* Instruction *
Copy out each line exactly as it appears.

########################################

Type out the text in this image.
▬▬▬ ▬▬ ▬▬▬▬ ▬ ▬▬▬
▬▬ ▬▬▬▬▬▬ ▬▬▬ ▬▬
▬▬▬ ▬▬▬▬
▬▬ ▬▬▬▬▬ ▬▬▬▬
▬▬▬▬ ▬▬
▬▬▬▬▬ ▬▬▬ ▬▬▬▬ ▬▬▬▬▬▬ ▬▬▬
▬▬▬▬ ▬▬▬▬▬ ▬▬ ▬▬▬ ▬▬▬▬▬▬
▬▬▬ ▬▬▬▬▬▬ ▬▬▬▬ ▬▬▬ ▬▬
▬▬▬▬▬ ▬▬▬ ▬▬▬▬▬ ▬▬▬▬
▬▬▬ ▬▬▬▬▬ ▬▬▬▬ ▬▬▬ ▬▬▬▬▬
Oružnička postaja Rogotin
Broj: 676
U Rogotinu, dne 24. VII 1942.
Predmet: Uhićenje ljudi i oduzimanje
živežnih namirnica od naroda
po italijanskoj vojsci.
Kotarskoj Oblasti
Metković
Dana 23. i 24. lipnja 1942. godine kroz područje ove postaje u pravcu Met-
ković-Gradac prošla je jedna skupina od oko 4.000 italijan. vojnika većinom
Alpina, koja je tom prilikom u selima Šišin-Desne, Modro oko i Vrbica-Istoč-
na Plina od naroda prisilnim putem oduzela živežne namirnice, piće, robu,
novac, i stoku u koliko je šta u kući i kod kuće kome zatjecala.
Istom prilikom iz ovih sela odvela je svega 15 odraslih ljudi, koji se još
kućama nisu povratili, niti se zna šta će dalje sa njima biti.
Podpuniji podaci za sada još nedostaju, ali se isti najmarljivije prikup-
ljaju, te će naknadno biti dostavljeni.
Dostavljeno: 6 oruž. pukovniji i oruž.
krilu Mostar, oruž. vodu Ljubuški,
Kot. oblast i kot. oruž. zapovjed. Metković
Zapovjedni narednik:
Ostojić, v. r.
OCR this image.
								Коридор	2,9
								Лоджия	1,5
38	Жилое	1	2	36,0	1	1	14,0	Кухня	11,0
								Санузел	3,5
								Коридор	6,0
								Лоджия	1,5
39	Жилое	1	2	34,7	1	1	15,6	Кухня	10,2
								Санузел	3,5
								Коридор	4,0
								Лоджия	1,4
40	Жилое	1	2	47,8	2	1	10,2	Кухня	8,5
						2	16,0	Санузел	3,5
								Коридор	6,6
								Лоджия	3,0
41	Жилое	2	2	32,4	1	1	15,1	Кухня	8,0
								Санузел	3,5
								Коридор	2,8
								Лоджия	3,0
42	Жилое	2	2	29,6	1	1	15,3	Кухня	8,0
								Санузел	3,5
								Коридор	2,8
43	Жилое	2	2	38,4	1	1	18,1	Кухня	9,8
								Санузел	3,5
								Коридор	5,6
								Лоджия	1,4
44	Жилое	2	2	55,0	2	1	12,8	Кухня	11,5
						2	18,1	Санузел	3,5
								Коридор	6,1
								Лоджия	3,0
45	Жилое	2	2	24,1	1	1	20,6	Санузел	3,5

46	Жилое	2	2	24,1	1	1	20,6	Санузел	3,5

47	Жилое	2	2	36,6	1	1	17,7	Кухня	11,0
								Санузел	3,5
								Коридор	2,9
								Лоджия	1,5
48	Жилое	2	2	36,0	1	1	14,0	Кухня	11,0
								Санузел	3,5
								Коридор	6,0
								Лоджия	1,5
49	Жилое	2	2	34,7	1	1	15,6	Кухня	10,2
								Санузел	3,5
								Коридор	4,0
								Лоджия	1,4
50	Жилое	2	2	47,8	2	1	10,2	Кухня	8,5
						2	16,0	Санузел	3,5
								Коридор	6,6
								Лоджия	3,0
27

########################################

* Correct output *
Type out the text in this image.
▬▬▬ ▬▬ ▬▬▬▬ ▬ ▬▬▬
▬▬ ▬▬▬▬▬▬ ▬▬▬ ▬▬
▬▬▬ ▬▬▬▬
▬▬ ▬▬▬▬▬ ▬▬▬▬
▬▬▬▬ ▬▬
▬▬▬▬▬ ▬▬▬ ▬▬▬▬ ▬▬▬▬▬▬ ▬▬▬
▬▬▬▬ ▬▬▬▬▬ ▬▬ ▬▬▬ ▬▬▬▬▬▬
▬▬▬ ▬▬▬▬▬▬ ▬▬▬▬ ▬▬▬ ▬▬
▬▬▬▬▬ ▬▬▬ ▬▬▬▬▬ ▬▬▬▬
▬▬▬ ▬▬▬▬▬ ▬▬▬▬ ▬▬▬ ▬▬▬▬▬
Oružnička postaja Rogotin
Broj: 676
U Rogotinu, dne 24. VII 1942.
Predmet: Uhićenje ljudi i oduzimanje
živežnih namirnica od naroda
po italijanskoj vojsci.
Kotarskoj Oblasti
Metković
Dana 23. i 24. lipnja 1942. godine kroz područje ove postaje u pravcu Met-
ković-Gradac prošla je jedna skupina od oko 4.000 italijan. vojnika većinom
Alpina, koja je tom prilikom u selima Šišin-Desne, Modro oko i Vrbica-Istoč-
na Plina od naroda prisilnim putem oduzela živežne namirnice, piće, robu,
novac, i stoku u koliko je šta u kući i kod kuće kome zatjecala.
Istom prilikom iz ovih sela odvela je svega 15 odraslih ljudi, koji se još
kućama nisu povratili, niti se zna šta će dalje sa njima biti.
Podpuniji podaci za sada još nedostaju, ali se isti najmarljivije prikup-
ljaju, te će naknadno biti dostavljeni.
Dostavljeno: 6 oruž. pukovniji i oruž.
krilu Mostar, oruž. vodu Ljubuški,
Kot. oblast i kot. oruž. zapovjed. Metković
Zapovjedni narednik:
Ostojić, v. r.
OCR this image.
								Коридор	2,9
								Лоджия	1,5
38	Жилое	1	2	36,0	1	1	14,0	Кухня	11,0
								Санузел	3,5
								Коридор	6,0
								Лоджия	1,5
39	Жилое	1	2	34,7	1	1	15,6	Кухня	10,2
								Санузел	3,5
								Коридор	4,0
								Лоджия	1,4
40	Жилое	1	2	47,8	2	1	10,2	Кухня	8,5
						2	16,0	Санузел	3,5
								Коридор	6,6
								Лоджия	3,0
41	Жилое	2	2	32,4	1	1	15,1	Кухня	8,0
								Санузел	3,5
								Коридор	2,8
								Лоджия	3,0
42	Жилое	2	2	29,6	1	1	15,3	Кухня	8,0
								Санузел	3,5
								Коридор	2,8
43	Жилое	2	2	38,4	1	1	18,1	Кухня	9,8
								Санузел	3,5
								Коридор	5,6
								Лоджия	1,4
44	Жилое	2	2	55,0	2	1	12,8	Кухня	11,5
						2	18,1	Санузел	3,5
								Коридор	6,1
								Лоджия	3,0
45	Жилое	2	2	24,1	1	1	20,6	Санузел	3,5

46	Жилое	2	2	24,1	1	1	20,6	Санузел	3,5

47	Жилое	2	2	36,6	1	1	17,7	Кухня	11,0
								Санузел	3,5
								Коридор	2,9
								Лоджия	1,5
48	Жилое	2	2	36,0	1	1	14,0	Кухня	11,0
								Санузел	3,5
								Коридор	6,0
								Лоджия	1,5
49	Жилое	2	2	34,7	1	1	15,6	Кухня	10,2
								Санузел	3,5
								Коридор	4,0
								Лоджия	1,4
50	Жилое	2	2	47,8	2	1	10,2	Кухня	8,5
						2	16,0	Санузел	3,5
								Коридор	6,6
								Лоджия	3,0
27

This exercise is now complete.